> [Instruction]
Find the lines with the string "regelmatig" and return them.

> [Collection entries]
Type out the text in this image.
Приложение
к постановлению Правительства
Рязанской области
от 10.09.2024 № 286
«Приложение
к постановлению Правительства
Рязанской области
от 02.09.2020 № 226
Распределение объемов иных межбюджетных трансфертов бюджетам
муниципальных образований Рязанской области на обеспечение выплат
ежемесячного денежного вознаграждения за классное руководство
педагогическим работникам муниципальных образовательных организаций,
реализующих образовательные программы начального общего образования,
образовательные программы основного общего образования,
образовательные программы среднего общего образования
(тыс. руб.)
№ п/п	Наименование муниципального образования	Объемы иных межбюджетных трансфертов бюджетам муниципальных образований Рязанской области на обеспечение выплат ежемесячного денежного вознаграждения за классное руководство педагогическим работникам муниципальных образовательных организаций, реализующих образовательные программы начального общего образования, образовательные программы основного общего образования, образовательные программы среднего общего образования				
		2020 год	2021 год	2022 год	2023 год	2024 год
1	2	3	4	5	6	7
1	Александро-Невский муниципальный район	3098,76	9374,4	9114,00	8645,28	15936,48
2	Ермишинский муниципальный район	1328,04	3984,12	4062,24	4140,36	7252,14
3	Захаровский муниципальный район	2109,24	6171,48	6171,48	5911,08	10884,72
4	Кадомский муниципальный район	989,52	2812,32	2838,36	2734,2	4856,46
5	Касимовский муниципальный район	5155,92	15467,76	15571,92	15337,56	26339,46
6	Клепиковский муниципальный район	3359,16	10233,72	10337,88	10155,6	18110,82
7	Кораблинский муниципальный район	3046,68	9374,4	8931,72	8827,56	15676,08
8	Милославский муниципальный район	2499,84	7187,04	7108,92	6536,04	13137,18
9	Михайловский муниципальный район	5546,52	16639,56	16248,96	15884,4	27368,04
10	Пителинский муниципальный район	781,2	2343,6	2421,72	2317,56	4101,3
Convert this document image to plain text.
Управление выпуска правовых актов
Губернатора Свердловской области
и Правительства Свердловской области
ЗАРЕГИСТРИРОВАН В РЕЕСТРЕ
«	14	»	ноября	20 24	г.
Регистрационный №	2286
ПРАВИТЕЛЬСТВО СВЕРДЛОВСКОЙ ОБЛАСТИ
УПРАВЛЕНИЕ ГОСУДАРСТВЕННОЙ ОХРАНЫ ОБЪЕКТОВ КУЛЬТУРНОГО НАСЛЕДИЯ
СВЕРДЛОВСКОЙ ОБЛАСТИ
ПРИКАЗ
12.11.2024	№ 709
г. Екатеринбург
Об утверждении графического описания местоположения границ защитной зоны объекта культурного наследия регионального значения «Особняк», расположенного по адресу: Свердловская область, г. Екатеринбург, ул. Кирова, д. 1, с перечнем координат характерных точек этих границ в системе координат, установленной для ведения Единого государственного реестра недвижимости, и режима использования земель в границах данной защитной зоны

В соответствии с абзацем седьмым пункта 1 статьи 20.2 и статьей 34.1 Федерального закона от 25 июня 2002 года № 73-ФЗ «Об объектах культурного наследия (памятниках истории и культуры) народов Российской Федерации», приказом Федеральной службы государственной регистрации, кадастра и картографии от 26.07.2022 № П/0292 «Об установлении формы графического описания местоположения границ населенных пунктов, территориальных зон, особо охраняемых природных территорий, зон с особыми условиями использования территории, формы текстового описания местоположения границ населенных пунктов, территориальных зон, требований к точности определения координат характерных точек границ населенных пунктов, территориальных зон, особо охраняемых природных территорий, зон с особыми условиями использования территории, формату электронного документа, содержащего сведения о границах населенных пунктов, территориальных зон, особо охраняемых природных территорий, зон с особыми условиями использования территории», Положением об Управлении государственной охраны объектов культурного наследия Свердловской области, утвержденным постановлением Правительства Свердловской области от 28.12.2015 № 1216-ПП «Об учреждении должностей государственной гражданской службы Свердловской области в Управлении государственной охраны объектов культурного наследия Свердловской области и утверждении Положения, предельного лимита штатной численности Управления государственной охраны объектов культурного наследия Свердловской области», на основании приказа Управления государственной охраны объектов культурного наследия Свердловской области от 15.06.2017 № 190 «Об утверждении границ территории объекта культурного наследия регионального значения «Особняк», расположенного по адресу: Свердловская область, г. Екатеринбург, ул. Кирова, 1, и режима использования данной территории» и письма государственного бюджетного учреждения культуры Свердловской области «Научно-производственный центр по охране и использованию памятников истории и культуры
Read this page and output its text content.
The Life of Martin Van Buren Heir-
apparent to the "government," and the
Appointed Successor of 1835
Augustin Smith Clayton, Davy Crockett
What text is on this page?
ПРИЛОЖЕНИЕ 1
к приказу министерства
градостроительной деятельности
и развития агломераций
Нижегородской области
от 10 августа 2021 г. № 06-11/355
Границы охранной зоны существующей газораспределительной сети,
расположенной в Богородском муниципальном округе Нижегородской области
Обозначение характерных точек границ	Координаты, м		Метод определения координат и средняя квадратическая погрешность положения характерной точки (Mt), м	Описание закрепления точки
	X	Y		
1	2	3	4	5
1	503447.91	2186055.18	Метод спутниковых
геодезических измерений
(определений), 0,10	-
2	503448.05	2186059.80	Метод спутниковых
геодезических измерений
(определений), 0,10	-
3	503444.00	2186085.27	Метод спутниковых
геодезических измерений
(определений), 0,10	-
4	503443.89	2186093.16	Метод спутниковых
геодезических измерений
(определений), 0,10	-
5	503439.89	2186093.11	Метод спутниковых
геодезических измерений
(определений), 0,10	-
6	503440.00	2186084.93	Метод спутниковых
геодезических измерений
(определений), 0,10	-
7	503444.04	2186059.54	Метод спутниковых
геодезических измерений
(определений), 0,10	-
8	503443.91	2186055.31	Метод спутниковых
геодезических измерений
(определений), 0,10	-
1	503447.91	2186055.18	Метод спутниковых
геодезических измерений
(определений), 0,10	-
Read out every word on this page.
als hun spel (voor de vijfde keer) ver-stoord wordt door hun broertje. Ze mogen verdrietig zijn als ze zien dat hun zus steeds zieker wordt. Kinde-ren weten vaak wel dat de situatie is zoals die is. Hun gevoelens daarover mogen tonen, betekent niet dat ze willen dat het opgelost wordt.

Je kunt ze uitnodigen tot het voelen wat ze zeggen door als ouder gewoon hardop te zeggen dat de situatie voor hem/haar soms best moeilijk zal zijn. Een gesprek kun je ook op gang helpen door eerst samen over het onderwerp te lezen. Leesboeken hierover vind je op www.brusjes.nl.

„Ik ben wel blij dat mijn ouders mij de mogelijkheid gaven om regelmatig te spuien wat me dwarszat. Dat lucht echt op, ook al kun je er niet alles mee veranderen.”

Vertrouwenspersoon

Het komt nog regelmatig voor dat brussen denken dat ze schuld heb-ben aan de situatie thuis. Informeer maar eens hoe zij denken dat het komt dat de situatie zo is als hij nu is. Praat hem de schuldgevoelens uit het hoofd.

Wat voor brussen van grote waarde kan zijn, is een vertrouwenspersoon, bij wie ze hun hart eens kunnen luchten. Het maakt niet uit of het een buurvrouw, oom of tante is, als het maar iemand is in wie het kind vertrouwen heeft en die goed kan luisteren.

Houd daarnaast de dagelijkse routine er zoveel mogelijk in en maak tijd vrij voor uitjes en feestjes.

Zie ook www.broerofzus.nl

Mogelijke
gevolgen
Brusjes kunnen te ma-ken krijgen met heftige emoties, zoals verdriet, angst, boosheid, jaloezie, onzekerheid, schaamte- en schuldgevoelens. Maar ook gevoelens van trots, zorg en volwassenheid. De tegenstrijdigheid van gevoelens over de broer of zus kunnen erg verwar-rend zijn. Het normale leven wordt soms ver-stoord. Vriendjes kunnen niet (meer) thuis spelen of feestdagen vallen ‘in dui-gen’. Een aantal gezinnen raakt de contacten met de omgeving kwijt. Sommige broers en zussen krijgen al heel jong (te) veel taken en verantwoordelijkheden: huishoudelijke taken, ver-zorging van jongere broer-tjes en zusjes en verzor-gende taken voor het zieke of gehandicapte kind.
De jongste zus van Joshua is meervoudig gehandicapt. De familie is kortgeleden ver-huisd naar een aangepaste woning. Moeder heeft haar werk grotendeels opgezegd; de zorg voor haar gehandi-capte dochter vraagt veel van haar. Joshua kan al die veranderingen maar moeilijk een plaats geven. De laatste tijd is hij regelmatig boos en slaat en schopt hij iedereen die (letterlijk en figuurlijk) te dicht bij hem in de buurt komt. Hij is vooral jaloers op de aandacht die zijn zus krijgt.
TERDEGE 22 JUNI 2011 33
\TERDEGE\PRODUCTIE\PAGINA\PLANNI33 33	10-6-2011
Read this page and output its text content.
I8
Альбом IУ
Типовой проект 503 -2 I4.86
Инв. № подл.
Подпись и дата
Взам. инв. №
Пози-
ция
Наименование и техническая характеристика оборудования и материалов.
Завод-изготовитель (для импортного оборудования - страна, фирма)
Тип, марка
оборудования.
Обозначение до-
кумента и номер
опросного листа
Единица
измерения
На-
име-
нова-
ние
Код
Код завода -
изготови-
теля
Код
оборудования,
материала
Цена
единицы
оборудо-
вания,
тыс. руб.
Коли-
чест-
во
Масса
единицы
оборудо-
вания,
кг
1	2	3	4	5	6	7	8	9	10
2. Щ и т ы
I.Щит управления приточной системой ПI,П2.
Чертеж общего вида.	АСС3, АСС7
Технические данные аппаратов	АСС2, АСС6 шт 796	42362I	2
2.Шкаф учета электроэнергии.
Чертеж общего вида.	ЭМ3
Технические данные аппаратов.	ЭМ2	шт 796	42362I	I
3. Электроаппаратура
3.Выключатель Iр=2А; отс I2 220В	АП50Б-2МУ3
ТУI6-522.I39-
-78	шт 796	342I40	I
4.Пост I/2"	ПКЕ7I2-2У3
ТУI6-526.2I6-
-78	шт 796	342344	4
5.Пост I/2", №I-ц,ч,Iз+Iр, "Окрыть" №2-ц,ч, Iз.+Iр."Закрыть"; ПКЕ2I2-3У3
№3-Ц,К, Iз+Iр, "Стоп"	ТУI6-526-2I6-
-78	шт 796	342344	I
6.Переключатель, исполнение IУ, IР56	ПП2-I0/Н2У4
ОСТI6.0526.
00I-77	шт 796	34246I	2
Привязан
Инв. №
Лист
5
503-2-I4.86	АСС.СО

> [Correct response]
„Ik ben wel blij dat mijn ouders mij de mogelijkheid gaven om regelmatig te spuien wat me dwarszat. Dat lucht echt op, ook al kun je er niet alles mee veranderen.”
Het komt nog regelmatig voor dat brussen denken dat ze schuld heb-ben aan de situatie thuis. Informeer maar eens hoe zij denken dat het komt dat de situatie zo is als hij nu is. Praat hem de schuldgevoelens uit het hoofd.
De jongste zus van Joshua is meervoudig gehandicapt. De familie is kortgeleden ver-huisd naar een aangepaste woning. Moeder heeft haar werk grotendeels opgezegd; de zorg voor haar gehandi-capte dochter vraagt veel van haar. Joshua kan al die veranderingen maar moeilijk een plaats geven. De laatste tijd is hij regelmatig boos en slaat en schopt hij iedereen die (letterlijk en figuurlijk) te dicht bij hem in de buurt komt. Hij is vooral jaloers op de aandacht die zijn zus krijgt.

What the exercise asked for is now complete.